▸ PROBLEM REQUIREMENTS
Write the records out again, precisely as they stand.

[Begin]

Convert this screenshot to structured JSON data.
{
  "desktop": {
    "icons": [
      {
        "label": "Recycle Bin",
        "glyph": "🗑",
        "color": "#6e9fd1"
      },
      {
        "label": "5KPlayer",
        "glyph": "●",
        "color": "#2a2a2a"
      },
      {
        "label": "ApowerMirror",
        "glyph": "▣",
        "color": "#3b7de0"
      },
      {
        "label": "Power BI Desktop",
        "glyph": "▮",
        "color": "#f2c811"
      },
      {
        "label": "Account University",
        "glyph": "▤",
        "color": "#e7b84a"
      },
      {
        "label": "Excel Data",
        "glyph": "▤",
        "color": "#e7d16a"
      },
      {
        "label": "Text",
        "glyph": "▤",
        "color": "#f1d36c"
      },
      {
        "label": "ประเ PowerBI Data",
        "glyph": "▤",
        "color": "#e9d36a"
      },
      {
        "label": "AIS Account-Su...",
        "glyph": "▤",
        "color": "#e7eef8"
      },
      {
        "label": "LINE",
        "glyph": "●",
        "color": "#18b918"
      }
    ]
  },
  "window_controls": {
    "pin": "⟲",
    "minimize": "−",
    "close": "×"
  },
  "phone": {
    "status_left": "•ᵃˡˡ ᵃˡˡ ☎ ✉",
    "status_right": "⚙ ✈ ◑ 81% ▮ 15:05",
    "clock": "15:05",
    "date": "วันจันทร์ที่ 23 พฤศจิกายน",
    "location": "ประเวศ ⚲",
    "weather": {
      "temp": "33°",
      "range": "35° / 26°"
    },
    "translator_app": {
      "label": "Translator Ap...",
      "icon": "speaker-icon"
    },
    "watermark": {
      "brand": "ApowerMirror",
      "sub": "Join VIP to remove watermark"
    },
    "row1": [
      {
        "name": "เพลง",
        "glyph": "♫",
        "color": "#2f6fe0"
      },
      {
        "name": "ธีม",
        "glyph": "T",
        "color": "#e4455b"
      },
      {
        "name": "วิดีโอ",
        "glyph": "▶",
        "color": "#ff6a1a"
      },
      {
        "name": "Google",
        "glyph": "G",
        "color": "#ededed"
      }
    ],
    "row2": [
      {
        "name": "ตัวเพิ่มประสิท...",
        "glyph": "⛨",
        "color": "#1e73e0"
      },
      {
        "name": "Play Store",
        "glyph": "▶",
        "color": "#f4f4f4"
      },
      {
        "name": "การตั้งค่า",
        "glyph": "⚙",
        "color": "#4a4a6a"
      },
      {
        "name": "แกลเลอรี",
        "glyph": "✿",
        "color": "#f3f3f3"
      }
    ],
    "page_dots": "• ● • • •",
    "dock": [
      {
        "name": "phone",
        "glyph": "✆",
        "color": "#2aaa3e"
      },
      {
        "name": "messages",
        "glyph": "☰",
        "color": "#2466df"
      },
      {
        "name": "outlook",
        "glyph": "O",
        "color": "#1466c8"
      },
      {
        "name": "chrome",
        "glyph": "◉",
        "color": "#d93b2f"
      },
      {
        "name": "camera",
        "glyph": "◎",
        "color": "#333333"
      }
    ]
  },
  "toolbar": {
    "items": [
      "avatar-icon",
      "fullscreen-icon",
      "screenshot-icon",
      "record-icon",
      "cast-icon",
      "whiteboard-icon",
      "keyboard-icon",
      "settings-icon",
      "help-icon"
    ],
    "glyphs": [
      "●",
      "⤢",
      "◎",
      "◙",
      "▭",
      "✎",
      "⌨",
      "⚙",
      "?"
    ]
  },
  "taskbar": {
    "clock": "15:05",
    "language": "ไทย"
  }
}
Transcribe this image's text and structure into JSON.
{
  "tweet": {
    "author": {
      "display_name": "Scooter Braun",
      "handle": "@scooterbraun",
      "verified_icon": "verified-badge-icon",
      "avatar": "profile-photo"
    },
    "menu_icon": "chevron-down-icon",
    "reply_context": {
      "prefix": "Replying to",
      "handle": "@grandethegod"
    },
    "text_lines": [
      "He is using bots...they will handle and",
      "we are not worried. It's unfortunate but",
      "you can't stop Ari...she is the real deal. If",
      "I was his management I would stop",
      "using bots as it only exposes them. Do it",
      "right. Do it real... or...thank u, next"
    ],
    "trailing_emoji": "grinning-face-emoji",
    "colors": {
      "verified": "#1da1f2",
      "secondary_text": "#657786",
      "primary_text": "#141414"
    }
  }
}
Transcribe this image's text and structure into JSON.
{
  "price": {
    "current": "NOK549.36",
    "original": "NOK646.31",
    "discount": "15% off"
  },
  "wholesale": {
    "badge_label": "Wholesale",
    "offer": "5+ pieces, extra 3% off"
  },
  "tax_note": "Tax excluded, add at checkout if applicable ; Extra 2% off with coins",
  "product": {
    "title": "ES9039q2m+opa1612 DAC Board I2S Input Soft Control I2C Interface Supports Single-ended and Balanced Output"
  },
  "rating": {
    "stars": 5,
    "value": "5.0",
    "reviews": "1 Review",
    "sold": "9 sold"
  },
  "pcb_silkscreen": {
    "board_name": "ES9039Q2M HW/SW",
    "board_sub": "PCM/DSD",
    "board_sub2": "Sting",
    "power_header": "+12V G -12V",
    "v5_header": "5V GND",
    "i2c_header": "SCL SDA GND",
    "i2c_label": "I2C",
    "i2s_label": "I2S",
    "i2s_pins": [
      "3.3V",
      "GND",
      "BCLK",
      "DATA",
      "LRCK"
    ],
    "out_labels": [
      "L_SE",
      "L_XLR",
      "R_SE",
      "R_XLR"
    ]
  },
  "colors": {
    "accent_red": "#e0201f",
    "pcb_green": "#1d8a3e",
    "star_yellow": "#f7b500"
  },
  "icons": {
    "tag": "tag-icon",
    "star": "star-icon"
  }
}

[End]

▸ RESPONSE BELOW
Convert this screenshot to structured JSON data.
{
  "desktop": {
    "icons": [
      {
        "label": "Recycle Bin",
        "glyph": "🗑",
        "color": "#6e9fd1"
      },
      {
        "label": "5KPlayer",
        "glyph": "●",
        "color": "#2a2a2a"
      },
      {
        "label": "ApowerMirror",
        "glyph": "▣",
        "color": "#3b7de0"
      },
      {
        "label": "Power BI Desktop",
        "glyph": "▮",
        "color": "#f2c811"
      },
      {
        "label": "Account University",
        "glyph": "▤",
        "color": "#e7b84a"
      },
      {
        "label": "Excel Data",
        "glyph": "▤",
        "color": "#e7d16a"
      },
      {
        "label": "Text",
        "glyph": "▤",
        "color": "#f1d36c"
      },
      {
        "label": "ประเ PowerBI Data",
        "glyph": "▤",
        "color": "#e9d36a"
      },
      {
        "label": "AIS Account-Su...",
        "glyph": "▤",
        "color": "#e7eef8"
      },
      {
        "label": "LINE",
        "glyph": "●",
        "color": "#18b918"
      }
    ]
  },
  "window_controls": {
    "pin": "⟲",
    "minimize": "−",
    "close": "×"
  },
  "phone": {
    "status_left": "•ᵃˡˡ ᵃˡˡ ☎ ✉",
    "status_right": "⚙ ✈ ◑ 81% ▮ 15:05",
    "clock": "15:05",
    "date": "วันจันทร์ที่ 23 พฤศจิกายน",
    "location": "ประเวศ ⚲",
    "weather": {
      "temp": "33°",
      "range": "35° / 26°"
    },
    "translator_app": {
      "label": "Translator Ap...",
      "icon": "speaker-icon"
    },
    "watermark": {
      "brand": "ApowerMirror",
      "sub": "Join VIP to remove watermark"
    },
    "row1": [
      {
        "name": "เพลง",
        "glyph": "♫",
        "color": "#2f6fe0"
      },
      {
        "name": "ธีม",
        "glyph": "T",
        "color": "#e4455b"
      },
      {
        "name": "วิดีโอ",
        "glyph": "▶",
        "color": "#ff6a1a"
      },
      {
        "name": "Google",
        "glyph": "G",
        "color": "#ededed"
      }
    ],
    "row2": [
      {
        "name": "ตัวเพิ่มประสิท...",
        "glyph": "⛨",
        "color": "#1e73e0"
      },
      {
        "name": "Play Store",
        "glyph": "▶",
        "color": "#f4f4f4"
      },
      {
        "name": "การตั้งค่า",
        "glyph": "⚙",
        "color": "#4a4a6a"
      },
      {
        "name": "แกลเลอรี",
        "glyph": "✿",
        "color": "#f3f3f3"
      }
    ],
    "page_dots": "• ● • • •",
    "dock": [
      {
        "name": "phone",
        "glyph": "✆",
        "color": "#2aaa3e"
      },
      {
        "name": "messages",
        "glyph": "☰",
        "color": "#2466df"
      },
      {
        "name": "outlook",
        "glyph": "O",
        "color": "#1466c8"
      },
      {
        "name": "chrome",
        "glyph": "◉",
        "color": "#d93b2f"
      },
      {
        "name": "camera",
        "glyph": "◎",
        "color": "#333333"
      }
    ]
  },
  "toolbar": {
    "items": [
      "avatar-icon",
      "fullscreen-icon",
      "screenshot-icon",
      "record-icon",
      "cast-icon",
      "whiteboard-icon",
      "keyboard-icon",
      "settings-icon",
      "help-icon"
    ],
    "glyphs": [
      "●",
      "⤢",
      "◎",
      "◙",
      "▭",
      "✎",
      "⌨",
      "⚙",
      "?"
    ]
  },
  "taskbar": {
    "clock": "15:05",
    "language": "ไทย"
  }
}
Transcribe this image's text and structure into JSON.
{
  "tweet": {
    "author": {
      "display_name": "Scooter Braun",
      "handle": "@scooterbraun",
      "verified_icon": "verified-badge-icon",
      "avatar": "profile-photo"
    },
    "menu_icon": "chevron-down-icon",
    "reply_context": {
      "prefix": "Replying to",
      "handle": "@grandethegod"
    },
    "text_lines": [
      "He is using bots...they will handle and",
      "we are not worried. It's unfortunate but",
      "you can't stop Ari...she is the real deal. If",
      "I was his management I would stop",
      "using bots as it only exposes them. Do it",
      "right. Do it real... or...thank u, next"
    ],
    "trailing_emoji": "grinning-face-emoji",
    "colors": {
      "verified": "#1da1f2",
      "secondary_text": "#657786",
      "primary_text": "#141414"
    }
  }
}
Transcribe this image's text and structure into JSON.
{
  "price": {
    "current": "NOK549.36",
    "original": "NOK646.31",
    "discount": "15% off"
  },
  "wholesale": {
    "badge_label": "Wholesale",
    "offer": "5+ pieces, extra 3% off"
  },
  "tax_note": "Tax excluded, add at checkout if applicable ; Extra 2% off with coins",
  "product": {
    "title": "ES9039q2m+opa1612 DAC Board I2S Input Soft Control I2C Interface Supports Single-ended and Balanced Output"
  },
  "rating": {
    "stars": 5,
    "value": "5.0",
    "reviews": "1 Review",
    "sold": "9 sold"
  },
  "pcb_silkscreen": {
    "board_name": "ES9039Q2M HW/SW",
    "board_sub": "PCM/DSD",
    "board_sub2": "Sting",
    "power_header": "+12V G -12V",
    "v5_header": "5V GND",
    "i2c_header": "SCL SDA GND",
    "i2c_label": "I2C",
    "i2s_label": "I2S",
    "i2s_pins": [
      "3.3V",
      "GND",
      "BCLK",
      "DATA",
      "LRCK"
    ],
    "out_labels": [
      "L_SE",
      "L_XLR",
      "R_SE",
      "R_XLR"
    ]
  },
  "colors": {
    "accent_red": "#e0201f",
    "pcb_green": "#1d8a3e",
    "star_yellow": "#f7b500"
  },
  "icons": {
    "tag": "tag-icon",
    "star": "star-icon"
  }
}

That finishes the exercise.